PROBLEM TO SOLVE:
Check each line of the records below and collect those that include the word "eines".

-------------------------

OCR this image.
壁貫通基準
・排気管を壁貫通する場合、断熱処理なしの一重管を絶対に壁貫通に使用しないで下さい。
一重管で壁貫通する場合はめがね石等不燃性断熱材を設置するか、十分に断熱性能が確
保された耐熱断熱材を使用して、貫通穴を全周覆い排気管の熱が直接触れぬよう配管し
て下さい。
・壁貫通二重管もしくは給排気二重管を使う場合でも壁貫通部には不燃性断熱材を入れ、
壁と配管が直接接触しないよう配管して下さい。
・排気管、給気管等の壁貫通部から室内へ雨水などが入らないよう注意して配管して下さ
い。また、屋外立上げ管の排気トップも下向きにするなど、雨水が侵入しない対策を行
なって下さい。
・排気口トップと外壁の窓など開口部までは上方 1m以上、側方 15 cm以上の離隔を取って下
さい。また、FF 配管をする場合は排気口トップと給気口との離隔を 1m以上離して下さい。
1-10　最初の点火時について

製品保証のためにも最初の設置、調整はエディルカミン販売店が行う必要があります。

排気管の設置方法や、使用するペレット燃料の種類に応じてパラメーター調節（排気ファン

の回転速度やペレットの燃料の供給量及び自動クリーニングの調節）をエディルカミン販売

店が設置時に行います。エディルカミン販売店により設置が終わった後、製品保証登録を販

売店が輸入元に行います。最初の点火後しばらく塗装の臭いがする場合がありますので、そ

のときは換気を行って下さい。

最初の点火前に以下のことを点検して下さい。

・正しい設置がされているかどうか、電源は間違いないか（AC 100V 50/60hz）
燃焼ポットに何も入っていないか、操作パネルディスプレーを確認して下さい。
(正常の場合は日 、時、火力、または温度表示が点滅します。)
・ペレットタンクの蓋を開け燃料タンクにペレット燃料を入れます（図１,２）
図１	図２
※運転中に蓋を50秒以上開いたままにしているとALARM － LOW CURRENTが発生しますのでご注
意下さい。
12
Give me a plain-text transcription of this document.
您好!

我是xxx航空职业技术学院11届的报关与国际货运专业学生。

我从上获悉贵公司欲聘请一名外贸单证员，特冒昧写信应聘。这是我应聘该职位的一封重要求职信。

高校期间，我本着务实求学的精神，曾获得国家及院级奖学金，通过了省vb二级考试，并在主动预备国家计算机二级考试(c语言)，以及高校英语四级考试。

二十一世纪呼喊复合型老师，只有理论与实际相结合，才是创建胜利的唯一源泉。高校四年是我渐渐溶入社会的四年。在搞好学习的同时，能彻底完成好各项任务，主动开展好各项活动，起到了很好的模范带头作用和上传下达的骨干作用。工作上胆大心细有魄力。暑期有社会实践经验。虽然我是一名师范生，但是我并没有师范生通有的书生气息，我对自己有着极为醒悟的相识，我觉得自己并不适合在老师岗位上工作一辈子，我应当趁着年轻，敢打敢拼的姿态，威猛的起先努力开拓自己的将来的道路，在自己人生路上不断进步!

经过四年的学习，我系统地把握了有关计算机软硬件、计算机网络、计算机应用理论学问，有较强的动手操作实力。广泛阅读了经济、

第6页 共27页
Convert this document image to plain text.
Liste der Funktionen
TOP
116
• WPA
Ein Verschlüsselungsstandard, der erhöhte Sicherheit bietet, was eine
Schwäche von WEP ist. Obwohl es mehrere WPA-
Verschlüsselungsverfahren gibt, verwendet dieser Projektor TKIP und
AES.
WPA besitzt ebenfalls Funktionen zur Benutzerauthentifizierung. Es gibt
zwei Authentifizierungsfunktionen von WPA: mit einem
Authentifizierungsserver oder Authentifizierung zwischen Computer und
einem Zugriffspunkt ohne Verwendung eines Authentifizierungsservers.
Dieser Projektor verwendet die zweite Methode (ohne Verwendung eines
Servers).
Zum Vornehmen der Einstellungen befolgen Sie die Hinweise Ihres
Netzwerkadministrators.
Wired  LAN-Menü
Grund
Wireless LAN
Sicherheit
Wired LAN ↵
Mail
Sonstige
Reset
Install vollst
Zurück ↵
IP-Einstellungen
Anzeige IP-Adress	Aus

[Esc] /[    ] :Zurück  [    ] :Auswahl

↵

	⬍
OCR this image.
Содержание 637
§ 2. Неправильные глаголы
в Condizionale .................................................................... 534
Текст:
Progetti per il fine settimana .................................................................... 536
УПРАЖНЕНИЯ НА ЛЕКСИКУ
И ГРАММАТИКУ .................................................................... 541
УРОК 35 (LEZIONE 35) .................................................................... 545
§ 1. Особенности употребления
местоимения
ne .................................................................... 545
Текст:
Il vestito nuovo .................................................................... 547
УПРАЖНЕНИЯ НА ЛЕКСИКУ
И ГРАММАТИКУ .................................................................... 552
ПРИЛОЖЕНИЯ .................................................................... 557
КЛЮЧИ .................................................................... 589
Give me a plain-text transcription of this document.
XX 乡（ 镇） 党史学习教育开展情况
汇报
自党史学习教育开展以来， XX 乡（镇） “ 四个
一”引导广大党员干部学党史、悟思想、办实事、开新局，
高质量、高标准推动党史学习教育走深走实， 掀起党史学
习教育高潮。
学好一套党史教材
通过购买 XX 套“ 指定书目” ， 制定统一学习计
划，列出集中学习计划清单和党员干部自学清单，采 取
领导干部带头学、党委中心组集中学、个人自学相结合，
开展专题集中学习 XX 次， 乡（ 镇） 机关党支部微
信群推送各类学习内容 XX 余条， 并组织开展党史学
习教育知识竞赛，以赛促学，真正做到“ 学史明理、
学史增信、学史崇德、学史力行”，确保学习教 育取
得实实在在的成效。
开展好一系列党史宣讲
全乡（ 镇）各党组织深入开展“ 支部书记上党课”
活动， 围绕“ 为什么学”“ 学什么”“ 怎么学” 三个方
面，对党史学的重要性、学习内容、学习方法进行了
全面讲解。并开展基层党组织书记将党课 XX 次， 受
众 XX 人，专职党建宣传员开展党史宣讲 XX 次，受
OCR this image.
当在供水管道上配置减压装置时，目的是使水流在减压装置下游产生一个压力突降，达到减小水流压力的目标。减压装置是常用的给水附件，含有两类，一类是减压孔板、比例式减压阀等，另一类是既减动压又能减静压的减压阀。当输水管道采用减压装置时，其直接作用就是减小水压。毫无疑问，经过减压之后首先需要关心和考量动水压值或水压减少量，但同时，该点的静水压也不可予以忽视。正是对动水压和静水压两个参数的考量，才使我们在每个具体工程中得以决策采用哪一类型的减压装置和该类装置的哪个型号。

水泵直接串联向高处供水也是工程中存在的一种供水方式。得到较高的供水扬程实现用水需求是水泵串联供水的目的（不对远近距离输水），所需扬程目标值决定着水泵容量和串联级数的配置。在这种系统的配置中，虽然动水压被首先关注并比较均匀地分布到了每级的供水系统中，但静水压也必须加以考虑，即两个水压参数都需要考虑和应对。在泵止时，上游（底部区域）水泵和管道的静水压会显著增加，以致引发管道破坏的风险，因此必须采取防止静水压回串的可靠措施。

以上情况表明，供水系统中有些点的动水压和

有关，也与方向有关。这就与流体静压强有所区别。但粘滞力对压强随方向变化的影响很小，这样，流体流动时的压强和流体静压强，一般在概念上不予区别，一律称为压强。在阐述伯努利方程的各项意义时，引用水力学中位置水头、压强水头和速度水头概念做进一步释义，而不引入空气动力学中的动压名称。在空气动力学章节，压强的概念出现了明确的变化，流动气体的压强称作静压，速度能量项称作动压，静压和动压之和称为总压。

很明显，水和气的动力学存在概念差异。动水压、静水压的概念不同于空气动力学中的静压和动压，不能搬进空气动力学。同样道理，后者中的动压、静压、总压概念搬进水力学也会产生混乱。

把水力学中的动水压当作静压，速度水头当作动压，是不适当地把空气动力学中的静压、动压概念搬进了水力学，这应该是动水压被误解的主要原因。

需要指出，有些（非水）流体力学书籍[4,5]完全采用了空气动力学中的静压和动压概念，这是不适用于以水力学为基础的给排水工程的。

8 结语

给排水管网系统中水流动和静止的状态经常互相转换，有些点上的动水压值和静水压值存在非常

-------------------------

EXERCISE RESPONSE:
einem Zugriffspunkt ohne Verwendung eines Authentifizierungsservers.
Dieser Projektor verwendet die zweite Methode (ohne Verwendung eines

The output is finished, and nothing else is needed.